[Directive]:
Each line of the material below that holds the word "devotees" needs to be copied.

[Raw records]:
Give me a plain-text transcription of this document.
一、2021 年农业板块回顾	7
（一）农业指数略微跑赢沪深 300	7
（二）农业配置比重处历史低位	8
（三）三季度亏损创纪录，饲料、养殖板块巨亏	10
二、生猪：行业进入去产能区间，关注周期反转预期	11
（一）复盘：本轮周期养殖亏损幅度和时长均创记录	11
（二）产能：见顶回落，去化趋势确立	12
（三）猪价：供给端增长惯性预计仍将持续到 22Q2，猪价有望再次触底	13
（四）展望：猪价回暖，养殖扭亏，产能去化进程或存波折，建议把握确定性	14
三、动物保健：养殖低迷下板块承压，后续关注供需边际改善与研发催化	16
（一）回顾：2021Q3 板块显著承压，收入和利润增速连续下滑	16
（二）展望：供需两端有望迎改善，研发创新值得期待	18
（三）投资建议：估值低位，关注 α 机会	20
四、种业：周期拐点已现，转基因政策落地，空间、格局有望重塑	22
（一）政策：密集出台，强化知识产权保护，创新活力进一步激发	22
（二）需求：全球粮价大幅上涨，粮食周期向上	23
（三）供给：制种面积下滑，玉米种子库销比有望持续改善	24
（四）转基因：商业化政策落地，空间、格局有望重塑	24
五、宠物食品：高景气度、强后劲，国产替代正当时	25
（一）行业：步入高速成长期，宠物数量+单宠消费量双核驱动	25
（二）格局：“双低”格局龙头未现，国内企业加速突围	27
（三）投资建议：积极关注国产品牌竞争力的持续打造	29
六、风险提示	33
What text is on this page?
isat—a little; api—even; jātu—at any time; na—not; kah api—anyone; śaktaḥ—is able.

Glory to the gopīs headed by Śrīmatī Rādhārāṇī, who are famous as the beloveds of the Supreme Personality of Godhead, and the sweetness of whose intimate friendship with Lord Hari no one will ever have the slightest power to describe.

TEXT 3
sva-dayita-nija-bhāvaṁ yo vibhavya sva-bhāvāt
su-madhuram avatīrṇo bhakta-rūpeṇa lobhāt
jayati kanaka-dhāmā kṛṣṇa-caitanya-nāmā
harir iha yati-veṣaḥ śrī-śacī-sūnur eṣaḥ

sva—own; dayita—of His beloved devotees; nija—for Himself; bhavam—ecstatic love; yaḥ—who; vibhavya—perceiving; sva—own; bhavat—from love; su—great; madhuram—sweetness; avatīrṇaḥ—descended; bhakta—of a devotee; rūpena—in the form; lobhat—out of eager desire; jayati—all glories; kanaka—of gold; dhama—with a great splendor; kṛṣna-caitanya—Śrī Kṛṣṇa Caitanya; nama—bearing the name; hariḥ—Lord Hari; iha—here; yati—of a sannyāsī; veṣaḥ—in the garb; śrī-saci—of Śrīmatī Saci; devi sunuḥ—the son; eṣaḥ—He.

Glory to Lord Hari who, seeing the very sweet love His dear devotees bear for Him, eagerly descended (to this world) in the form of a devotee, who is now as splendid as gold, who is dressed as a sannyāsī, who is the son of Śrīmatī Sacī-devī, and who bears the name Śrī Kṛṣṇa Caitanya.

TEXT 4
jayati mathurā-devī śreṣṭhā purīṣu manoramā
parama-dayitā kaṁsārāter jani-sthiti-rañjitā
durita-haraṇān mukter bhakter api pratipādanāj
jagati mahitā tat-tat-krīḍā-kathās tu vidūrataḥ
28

[Finished exercise]:
sva—own; dayita—of His beloved devotees; nija—for Himself; bhavam—ecstatic love; yaḥ—who; vibhavya—perceiving; sva—own; bhavat—from love; su—great; madhuram—sweetness; avatīrṇaḥ—descended; bhakta—of a devotee; rūpena—in the form; lobhat—out of eager desire; jayati—all glories; kanaka—of gold; dhama—with a great splendor; kṛṣna-caitanya—Śrī Kṛṣṇa Caitanya; nama—bearing the name; hariḥ—Lord Hari; iha—here; yati—of a sannyāsī; veṣaḥ—in the garb; śrī-saci—of Śrīmatī Saci; devi sunuḥ—the son; eṣaḥ—He.
Glory to Lord Hari who, seeing the very sweet love His dear devotees bear for Him, eagerly descended (to this world) in the form of a devotee, who is now as splendid as gold, who is dressed as a sannyāsī, who is the son of Śrīmatī Sacī-devī, and who bears the name Śrī Kṛṣṇa Caitanya.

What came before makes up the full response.